Work instructions
Each line of the listing that contains the word "normals" is to be copied.

Material for this exercise
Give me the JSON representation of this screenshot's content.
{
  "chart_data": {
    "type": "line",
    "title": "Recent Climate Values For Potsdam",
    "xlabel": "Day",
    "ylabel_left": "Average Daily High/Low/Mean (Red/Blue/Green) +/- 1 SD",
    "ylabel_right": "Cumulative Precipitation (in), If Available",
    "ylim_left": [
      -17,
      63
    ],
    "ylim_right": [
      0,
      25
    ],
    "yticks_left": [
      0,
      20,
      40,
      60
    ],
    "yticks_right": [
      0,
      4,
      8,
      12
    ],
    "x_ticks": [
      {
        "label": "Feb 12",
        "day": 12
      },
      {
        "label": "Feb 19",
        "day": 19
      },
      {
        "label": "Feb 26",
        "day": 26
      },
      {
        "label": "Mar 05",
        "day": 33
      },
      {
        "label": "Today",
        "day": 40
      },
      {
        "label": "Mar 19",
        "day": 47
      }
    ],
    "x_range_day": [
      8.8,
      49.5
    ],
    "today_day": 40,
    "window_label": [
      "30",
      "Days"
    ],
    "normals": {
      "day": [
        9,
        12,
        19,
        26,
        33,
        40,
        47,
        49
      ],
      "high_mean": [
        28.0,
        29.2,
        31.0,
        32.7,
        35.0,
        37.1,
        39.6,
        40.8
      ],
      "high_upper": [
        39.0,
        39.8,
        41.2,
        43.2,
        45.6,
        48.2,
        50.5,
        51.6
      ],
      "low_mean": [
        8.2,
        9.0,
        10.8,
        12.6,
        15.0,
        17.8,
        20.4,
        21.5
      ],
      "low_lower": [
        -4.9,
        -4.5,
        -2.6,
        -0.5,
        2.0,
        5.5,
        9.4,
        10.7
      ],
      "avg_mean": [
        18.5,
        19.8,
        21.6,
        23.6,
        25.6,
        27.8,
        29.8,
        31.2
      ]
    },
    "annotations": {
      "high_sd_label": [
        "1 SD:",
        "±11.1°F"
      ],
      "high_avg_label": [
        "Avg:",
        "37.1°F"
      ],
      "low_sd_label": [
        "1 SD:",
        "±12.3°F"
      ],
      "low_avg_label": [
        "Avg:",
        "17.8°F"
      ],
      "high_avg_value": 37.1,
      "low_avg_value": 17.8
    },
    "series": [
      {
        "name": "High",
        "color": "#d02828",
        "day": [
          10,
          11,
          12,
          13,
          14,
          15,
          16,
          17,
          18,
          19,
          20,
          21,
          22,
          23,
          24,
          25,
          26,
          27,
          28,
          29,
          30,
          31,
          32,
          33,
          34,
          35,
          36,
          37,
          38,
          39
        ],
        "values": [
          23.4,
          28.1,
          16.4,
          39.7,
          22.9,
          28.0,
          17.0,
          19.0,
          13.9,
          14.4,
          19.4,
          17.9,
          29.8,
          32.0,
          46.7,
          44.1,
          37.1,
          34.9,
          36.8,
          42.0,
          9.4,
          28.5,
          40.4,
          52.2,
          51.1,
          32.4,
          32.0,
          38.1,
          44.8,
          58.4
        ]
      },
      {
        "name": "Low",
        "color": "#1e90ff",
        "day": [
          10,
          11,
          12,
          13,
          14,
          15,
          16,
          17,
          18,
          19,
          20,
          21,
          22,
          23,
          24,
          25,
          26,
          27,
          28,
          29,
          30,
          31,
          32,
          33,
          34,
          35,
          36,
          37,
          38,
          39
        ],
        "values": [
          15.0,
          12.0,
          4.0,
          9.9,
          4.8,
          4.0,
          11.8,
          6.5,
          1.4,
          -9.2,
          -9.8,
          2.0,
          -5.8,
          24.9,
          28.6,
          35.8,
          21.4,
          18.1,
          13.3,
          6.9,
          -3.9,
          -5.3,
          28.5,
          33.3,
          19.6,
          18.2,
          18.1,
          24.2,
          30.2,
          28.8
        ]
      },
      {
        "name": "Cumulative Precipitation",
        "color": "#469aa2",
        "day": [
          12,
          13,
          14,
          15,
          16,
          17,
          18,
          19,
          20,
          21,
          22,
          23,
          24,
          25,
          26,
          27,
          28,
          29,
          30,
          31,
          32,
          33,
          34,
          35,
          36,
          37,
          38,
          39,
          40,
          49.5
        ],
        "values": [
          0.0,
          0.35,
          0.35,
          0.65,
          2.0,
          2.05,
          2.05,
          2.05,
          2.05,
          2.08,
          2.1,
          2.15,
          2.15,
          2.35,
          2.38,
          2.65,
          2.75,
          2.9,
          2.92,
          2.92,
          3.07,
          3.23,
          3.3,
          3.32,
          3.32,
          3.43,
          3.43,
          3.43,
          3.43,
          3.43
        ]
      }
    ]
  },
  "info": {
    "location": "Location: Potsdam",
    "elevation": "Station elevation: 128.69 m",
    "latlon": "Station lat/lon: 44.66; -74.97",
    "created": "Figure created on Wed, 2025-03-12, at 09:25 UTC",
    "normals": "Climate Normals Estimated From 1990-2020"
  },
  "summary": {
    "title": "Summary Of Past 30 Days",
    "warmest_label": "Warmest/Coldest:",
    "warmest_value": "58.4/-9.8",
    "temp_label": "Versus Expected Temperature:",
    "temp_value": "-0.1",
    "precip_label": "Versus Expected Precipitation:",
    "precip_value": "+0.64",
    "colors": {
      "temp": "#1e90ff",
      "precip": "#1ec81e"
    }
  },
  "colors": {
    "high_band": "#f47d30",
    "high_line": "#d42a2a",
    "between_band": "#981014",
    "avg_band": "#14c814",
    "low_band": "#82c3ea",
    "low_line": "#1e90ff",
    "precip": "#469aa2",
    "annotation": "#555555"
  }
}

Task response
    "normals": {
    "normals": "Climate Normals Estimated From 1990-2020"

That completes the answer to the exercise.